● ROWS
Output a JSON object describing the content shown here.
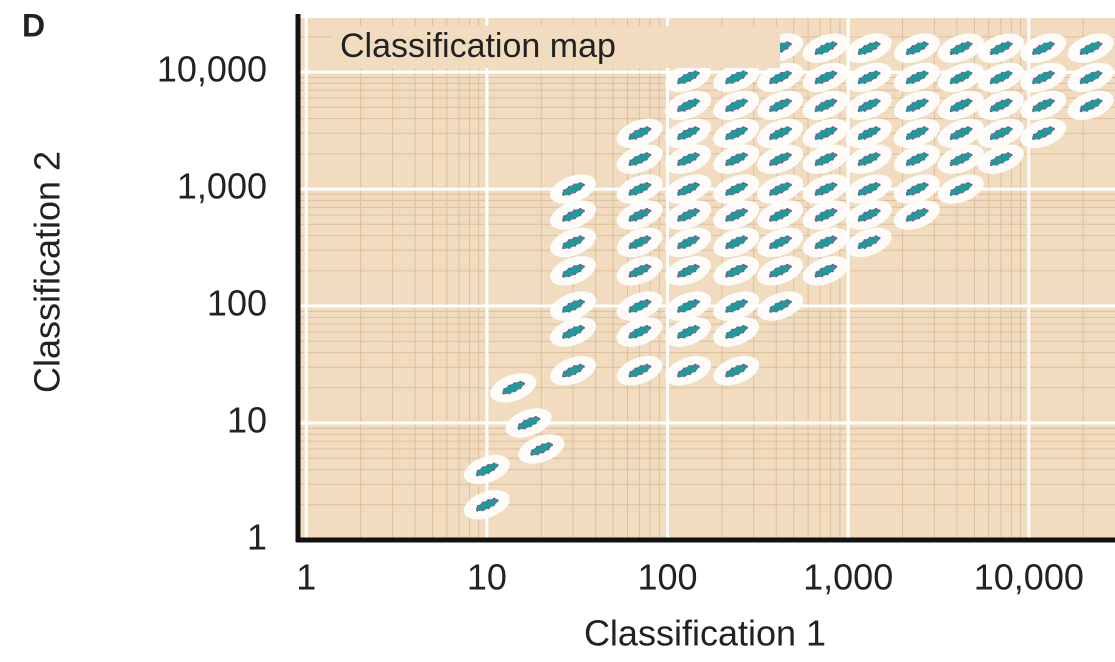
{
  "chart_data": {
    "type": "scatter",
    "panel_label": "D",
    "title": "Classification map",
    "x_label": "Classification 1",
    "y_label": "Classification 2",
    "log_x": true,
    "log_y": true,
    "grid": true,
    "background": "#f1dcc0",
    "color": "#1f9a9a",
    "halo_color": "#ffffff",
    "xlim": [
      0.9,
      30000
    ],
    "ylim": [
      1,
      29000
    ],
    "xticks": [
      1,
      10,
      100,
      {
        "value": 1000,
        "label": "1,000"
      },
      {
        "value": 10000,
        "label": "10,000"
      }
    ],
    "yticks": [
      1,
      10,
      100,
      {
        "value": 1000,
        "label": "1,000"
      },
      {
        "value": 10000,
        "label": "10,000"
      }
    ],
    "x": [
      10,
      10,
      14,
      17,
      20,
      30,
      30,
      30,
      30,
      30,
      30,
      30,
      70,
      70,
      70,
      70,
      70,
      70,
      70,
      70,
      70,
      130,
      130,
      130,
      130,
      130,
      130,
      130,
      130,
      130,
      130,
      130,
      240,
      240,
      240,
      240,
      240,
      240,
      240,
      240,
      240,
      240,
      240,
      420,
      420,
      420,
      420,
      420,
      420,
      420,
      420,
      420,
      420,
      750,
      750,
      750,
      750,
      750,
      750,
      750,
      750,
      750,
      1300,
      1300,
      1300,
      1300,
      1300,
      1300,
      1300,
      1300,
      2400,
      2400,
      2400,
      2400,
      2400,
      2400,
      2400,
      4200,
      4200,
      4200,
      4200,
      4200,
      4200,
      7000,
      7000,
      7000,
      7000,
      7000,
      12000,
      12000,
      12000,
      12000,
      22000,
      22000,
      22000
    ],
    "y": [
      2,
      4,
      20,
      10,
      6,
      28,
      60,
      100,
      200,
      350,
      600,
      1000,
      28,
      60,
      100,
      200,
      350,
      600,
      1000,
      1800,
      3000,
      28,
      60,
      100,
      200,
      350,
      600,
      1000,
      1800,
      3000,
      5200,
      9000,
      28,
      60,
      100,
      200,
      350,
      600,
      1000,
      1800,
      3000,
      5200,
      9000,
      100,
      200,
      350,
      600,
      1000,
      1800,
      3000,
      5200,
      9000,
      16000,
      200,
      350,
      600,
      1000,
      1800,
      3000,
      5200,
      9000,
      16000,
      350,
      600,
      1000,
      1800,
      3000,
      5200,
      9000,
      16000,
      600,
      1000,
      1800,
      3000,
      5200,
      9000,
      16000,
      1000,
      1800,
      3000,
      5200,
      9000,
      16000,
      1800,
      3000,
      5200,
      9000,
      16000,
      3000,
      5200,
      9000,
      16000,
      5200,
      9000,
      16000
    ]
  }
}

● TASK
Copy the material above exactly and drop the pictures.

● SOLUTION FOR THIS PROBLEM
Output a JSON object describing the content shown here.
{
  "chart_data": {
    "type": "scatter",
    "panel_label": "D",
    "title": "Classification map",
    "x_label": "Classification 1",
    "y_label": "Classification 2",
    "log_x": true,
    "log_y": true,
    "grid": true,
    "background": "#f1dcc0",
    "color": "#1f9a9a",
    "halo_color": "#ffffff",
    "xlim": [
      0.9,
      30000
    ],
    "ylim": [
      1,
      29000
    ],
    "xticks": [
      1,
      10,
      100,
      {
        "value": 1000,
        "label": "1,000"
      },
      {
        "value": 10000,
        "label": "10,000"
      }
    ],
    "yticks": [
      1,
      10,
      100,
      {
        "value": 1000,
        "label": "1,000"
      },
      {
        "value": 10000,
        "label": "10,000"
      }
    ],
    "x": [
      10,
      10,
      14,
      17,
      20,
      30,
      30,
      30,
      30,
      30,
      30,
      30,
      70,
      70,
      70,
      70,
      70,
      70,
      70,
      70,
      70,
      130,
      130,
      130,
      130,
      130,
      130,
      130,
      130,
      130,
      130,
      130,
      240,
      240,
      240,
      240,
      240,
      240,
      240,
      240,
      240,
      240,
      240,
      420,
      420,
      420,
      420,
      420,
      420,
      420,
      420,
      420,
      420,
      750,
      750,
      750,
      750,
      750,
      750,
      750,
      750,
      750,
      1300,
      1300,
      1300,
      1300,
      1300,
      1300,
      1300,
      1300,
      2400,
      2400,
      2400,
      2400,
      2400,
      2400,
      2400,
      4200,
      4200,
      4200,
      4200,
      4200,
      4200,
      7000,
      7000,
      7000,
      7000,
      7000,
      12000,
      12000,
      12000,
      12000,
      22000,
      22000,
      22000
    ],
    "y": [
      2,
      4,
      20,
      10,
      6,
      28,
      60,
      100,
      200,
      350,
      600,
      1000,
      28,
      60,
      100,
      200,
      350,
      600,
      1000,
      1800,
      3000,
      28,
      60,
      100,
      200,
      350,
      600,
      1000,
      1800,
      3000,
      5200,
      9000,
      28,
      60,
      100,
      200,
      350,
      600,
      1000,
      1800,
      3000,
      5200,
      9000,
      100,
      200,
      350,
      600,
      1000,
      1800,
      3000,
      5200,
      9000,
      16000,
      200,
      350,
      600,
      1000,
      1800,
      3000,
      5200,
      9000,
      16000,
      350,
      600,
      1000,
      1800,
      3000,
      5200,
      9000,
      16000,
      600,
      1000,
      1800,
      3000,
      5200,
      9000,
      16000,
      1000,
      1800,
      3000,
      5200,
      9000,
      16000,
      1800,
      3000,
      5200,
      9000,
      16000,
      3000,
      5200,
      9000,
      16000,
      5200,
      9000,
      16000
    ]
  }
}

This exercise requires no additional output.